• **Text section**:
In Defense of International Investing

The following is an excerpt from the Marathon London Global Investment Review volume 15 No. 4 June 30, 2001 (Introduction section).

"All spin and no delivery"?
- British Conservative Party election slogan, June 2001

In this month’s election campaign that led to the second successive defeat for Britain's Conservative Party at the hand of Tony Blair the above criticism failed to stick, despite its manifold justification. Could the same argument be levied against the advocates of international diversification? In our view, the case for investing overseas is as strong as ever, but the benefits available today may be slightly different to those put forward by earlier proponents. Previously, the fact that stock markets in different countries had different rates of annual returns was combined with efficient frontier theory to argue that international diversification across countries would produce equity portfolios which would generate equal or greater returns with less risk than domestic only portfolios, with risk defined as variability of absolute returns. This reliance on statistical theory has led to some disappointments as diversification has worked in a negative sense as well as a positive one. Specifically US investors, based on the 10 year numbers in the table below have found that, far from the intended result, international investments have lowered average returns and, in isolation, have had higher volatility than the single market S&P 500. British investors have fared less poorly, but only because overseas investments have included the rapidly rising US market.

Table 1: International Diversification, a Report Card on the 10 Years to May 31st, 1991-2001

Index Compound
Return
Standard
Deviation
S&P 500 +14.88% +13.91%
MSCI Eafe Index +6.33% +14.98%
FT-SE 100 +10.74% +14.92%
FTSE World ex-UK +9.82% +13.66%
The superficial conclusion that international investment has raised volatility but reduced returns is not the whole story, however. It is the volatility of the combination of returns that is important and this is clearly different to the comparable volatilities considered individually. The table below compares the two domestic indices (S&P 500, FT-SE 100, both expressed in US$) with the world indices, the latter being a proxy for the combination of the domestic and overseas asset classes. Both UK and US investors have seen reduced returns from international divesification, but both groups have at least enjoyed benefits from lower volatility.

Table 2: Domestic vs. Worldwide Returns (10 year CAGR)

• **Material for this task**:
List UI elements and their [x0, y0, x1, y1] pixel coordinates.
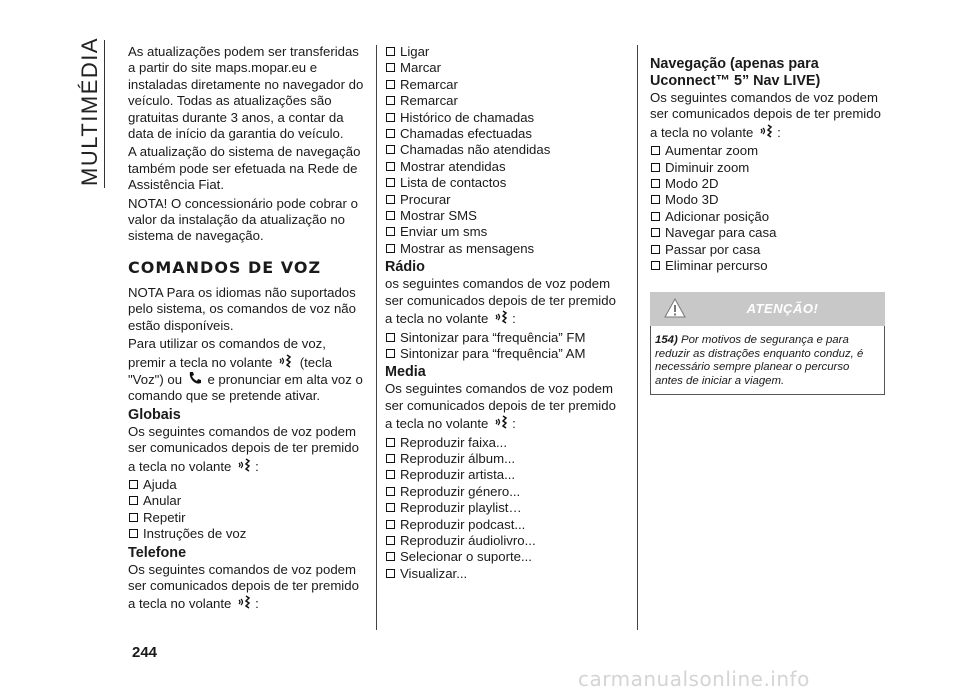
list-item: Reproduzir artista...	[385, 467, 625, 483]
checkbox-icon	[386, 195, 395, 204]
list-item: Eliminar percurso	[650, 258, 886, 274]
list-item: Sintonizar para “frequência” AM	[385, 346, 625, 362]
checkbox-icon	[386, 162, 395, 171]
checkbox-icon	[386, 536, 395, 545]
list-item: Passar por casa	[650, 242, 886, 258]
checkbox-icon	[386, 96, 395, 105]
heading-media: Media	[385, 364, 426, 381]
footer-watermark-link[interactable]: carmanualsonline.info	[578, 667, 810, 691]
navigation-list	[650, 143, 886, 274]
list-item: Mostrar SMS	[385, 208, 625, 224]
side-divider	[104, 40, 105, 188]
heading-telefone: Telefone	[128, 544, 187, 561]
column-1	[128, 44, 364, 615]
checkbox-icon	[386, 113, 395, 122]
heading-radio: Rádio	[385, 259, 425, 276]
checkbox-icon	[386, 211, 395, 220]
list-item: Remarcar	[385, 77, 625, 93]
list-item: Mostrar atendidas	[385, 159, 625, 175]
list-item: Adicionar posição	[650, 209, 886, 225]
section-side-title: MULTIMÉDIA	[77, 36, 102, 186]
checkbox-icon	[386, 244, 395, 253]
usage-text-c: e pronunciar em alta voz o comando que se pretende ativar.	[128, 371, 363, 404]
media-list	[385, 435, 625, 583]
checkbox-icon	[386, 552, 395, 561]
list-item: Sintonizar para “frequência” FM	[385, 330, 625, 346]
voice-command-icon	[494, 309, 510, 325]
list-item: Reproduzir género...	[385, 484, 625, 500]
list-item: Navegar para casa	[650, 225, 886, 241]
list-item: Modo 3D	[650, 192, 886, 208]
warning-number: 154)	[655, 334, 678, 346]
checkbox-icon	[386, 47, 395, 56]
checkbox-icon	[651, 228, 660, 237]
warning-text: Por motivos de segurança e para reduzir as distrações enquanto conduz, é necessário sempre planear o percurso antes de iniciar a viagem.	[655, 334, 864, 387]
paragraph-updates: As atualizações podem ser transferidas a partir do site maps.mopar.eu e instaladas diretamente no navegador do veículo. Todas as atualizações são gratuitas durante 3 anos, a contar da data de início da garantia do veículo.	[128, 44, 364, 142]
list-item: Aumentar zoom	[650, 143, 886, 159]
column-2	[385, 44, 625, 582]
phone-icon	[188, 371, 202, 385]
list-item: Reproduzir playlist…	[385, 500, 625, 516]
list-item: Enviar um sms	[385, 224, 625, 240]
checkbox-icon	[386, 63, 395, 72]
checkbox-icon	[651, 195, 660, 204]
checkbox-icon	[129, 480, 138, 489]
checkbox-icon	[129, 513, 138, 522]
radio-intro: os seguintes comandos de voz podem ser comunicados depois de ter premido a tecla no volante :	[385, 276, 616, 327]
checkbox-icon	[386, 333, 395, 342]
column-divider-2	[637, 45, 638, 630]
checkbox-icon	[651, 146, 660, 155]
checkbox-icon	[386, 503, 395, 512]
telefone-list	[385, 44, 625, 257]
list-item: Instruções de voz	[128, 526, 364, 542]
list-item: Histórico de chamadas	[385, 110, 625, 126]
checkbox-icon	[129, 529, 138, 538]
globais-intro: Os seguintes comandos de voz podem ser comunicados depois de ter premido a tecla no volante :	[128, 423, 359, 474]
checkbox-icon	[386, 520, 395, 529]
list-item: Modo 2D	[650, 176, 886, 192]
usage-text-a: Para utilizar os comandos de voz, premir a tecla no volante	[128, 336, 326, 370]
checkbox-icon	[386, 438, 395, 447]
list-item: Reproduzir álbum...	[385, 451, 625, 467]
list-item: Chamadas efectuadas	[385, 126, 625, 142]
page-number: 244	[132, 644, 158, 661]
checkbox-icon	[386, 129, 395, 138]
list-item: Chamadas não atendidas	[385, 142, 625, 158]
checkbox-icon	[129, 496, 138, 505]
list-item: Anular	[128, 493, 364, 509]
heading-globais: Globais	[128, 406, 181, 423]
heading-voice-commands: COMANDOS DE VOZ	[128, 257, 322, 277]
checkbox-icon	[651, 163, 660, 172]
list-item: Repetir	[128, 510, 364, 526]
list-item: Reproduzir faixa...	[385, 435, 625, 451]
list-item: Mostrar as mensagens	[385, 241, 625, 257]
warning-label: ATENÇÃO!	[746, 301, 819, 316]
navigation-intro: Os seguintes comandos de voz podem ser comunicados depois de ter premido a tecla no volante :	[650, 90, 881, 140]
checkbox-icon	[386, 227, 395, 236]
checkbox-icon	[386, 470, 395, 479]
list-item: Procurar	[385, 192, 625, 208]
checkbox-icon	[386, 178, 395, 187]
checkbox-icon	[386, 349, 395, 358]
list-item: Remarcar	[385, 93, 625, 109]
list-item: Ligar	[385, 44, 625, 60]
warning-box	[650, 292, 885, 395]
list-item: Marcar	[385, 60, 625, 76]
checkbox-icon	[651, 261, 660, 270]
globais-list	[128, 477, 364, 543]
checkbox-icon	[386, 80, 395, 89]
list-item: Reproduzir áudiolivro...	[385, 533, 625, 549]
voice-command-icon	[237, 594, 253, 610]
media-intro: Os seguintes comandos de voz podem ser comunicados depois de ter premido a tecla no volante :	[385, 381, 616, 432]
paragraph-assistance: A atualização do sistema de navegação também pode ser efetuada na Rede de Assistência Fiat.	[128, 144, 361, 193]
usage-text-b: (tecla "Voz") ou	[128, 354, 332, 387]
checkbox-icon	[651, 179, 660, 188]
voice-command-icon	[759, 123, 775, 139]
voice-command-icon	[494, 414, 510, 430]
checkbox-icon	[651, 212, 660, 221]
checkbox-icon	[651, 245, 660, 254]
voice-command-icon	[237, 457, 253, 473]
list-item: Visualizar...	[385, 566, 625, 582]
checkbox-icon	[386, 487, 395, 496]
paragraph-note-dealer: NOTA! O concessionário pode cobrar o valor da instalação da atualização no sistema de navegação.	[128, 195, 358, 244]
heading-navigation: Navegação (apenas para Uconnect™ 5” Nav LIVE)	[650, 56, 821, 89]
checkbox-icon	[386, 454, 395, 463]
list-item: Selecionar o suporte...	[385, 549, 625, 565]
checkbox-icon	[386, 569, 395, 578]
radio-list	[385, 330, 625, 363]
paragraph-usage	[128, 336, 364, 405]
list-item: Lista de contactos	[385, 175, 625, 191]
column-divider-1	[376, 45, 377, 630]
list-item: Ajuda	[128, 477, 364, 493]
paragraph-note-languages: NOTA Para os idiomas não suportados pelo sistema, os comandos de voz não estão disponíveis.	[128, 284, 356, 333]
column-3	[650, 54, 886, 274]
voice-command-icon	[278, 353, 294, 369]
warning-body	[650, 326, 885, 395]
list-item: Diminuir zoom	[650, 160, 886, 176]
warning-header	[650, 292, 885, 326]
telefone-intro: Os seguintes comandos de voz podem ser comunicados depois de ter premido a tecla no volante :	[128, 561, 359, 612]
checkbox-icon	[386, 145, 395, 154]
list-item: Reproduzir podcast...	[385, 517, 625, 533]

• **Instructions**:
**a)** Name each index that the international investing excerpt's Table 1 reports returns for.
**b)** In the listing, copy out everything from the line containing "467, 625, 483]" down to the line containing "484, 625, 500]", keeping each line unchanged.

• **Answers for this exercise**:
**a)**
S&P 500
MSCI Eafe Index
FT-SE 100
FTSE World ex-UK

**b)**
list-item: Reproduzir artista...	[385, 467, 625, 483]
checkbox-icon	[386, 195, 395, 204]
list-item: Eliminar percurso	[650, 258, 886, 274]
list-item: Sintonizar para “frequência” AM	[385, 346, 625, 362]
checkbox-icon	[386, 162, 395, 171]
checkbox-icon	[386, 536, 395, 545]
list-item: Passar por casa	[650, 242, 886, 258]
checkbox-icon	[386, 96, 395, 105]
heading-media: Media	[385, 364, 426, 381]
footer-watermark-link[interactable]: carmanualsonline.info	[578, 667, 810, 691]
navigation-list	[650, 143, 886, 274]
list-item: Mostrar SMS	[385, 208, 625, 224]
side-divider	[104, 40, 105, 188]
heading-telefone: Telefone	[128, 544, 187, 561]
column-1	[128, 44, 364, 615]
checkbox-icon	[386, 113, 395, 122]
heading-radio: Rádio	[385, 259, 425, 276]
checkbox-icon	[386, 211, 395, 220]
list-item: Remarcar	[385, 77, 625, 93]
list-item: Mostrar atendidas	[385, 159, 625, 175]
list-item: Adicionar posição	[650, 209, 886, 225]
section-side-title: MULTIMÉDIA	[77, 36, 102, 186]
checkbox-icon	[386, 244, 395, 253]
usage-text-c: e pronunciar em alta voz o comando que se pretende ativar.	[128, 371, 363, 404]
media-list	[385, 435, 625, 583]
checkbox-icon	[386, 552, 395, 561]
list-item: Sintonizar para “frequência” FM	[385, 330, 625, 346]
voice-command-icon	[494, 309, 510, 325]
list-item: Reproduzir género...	[385, 484, 625, 500]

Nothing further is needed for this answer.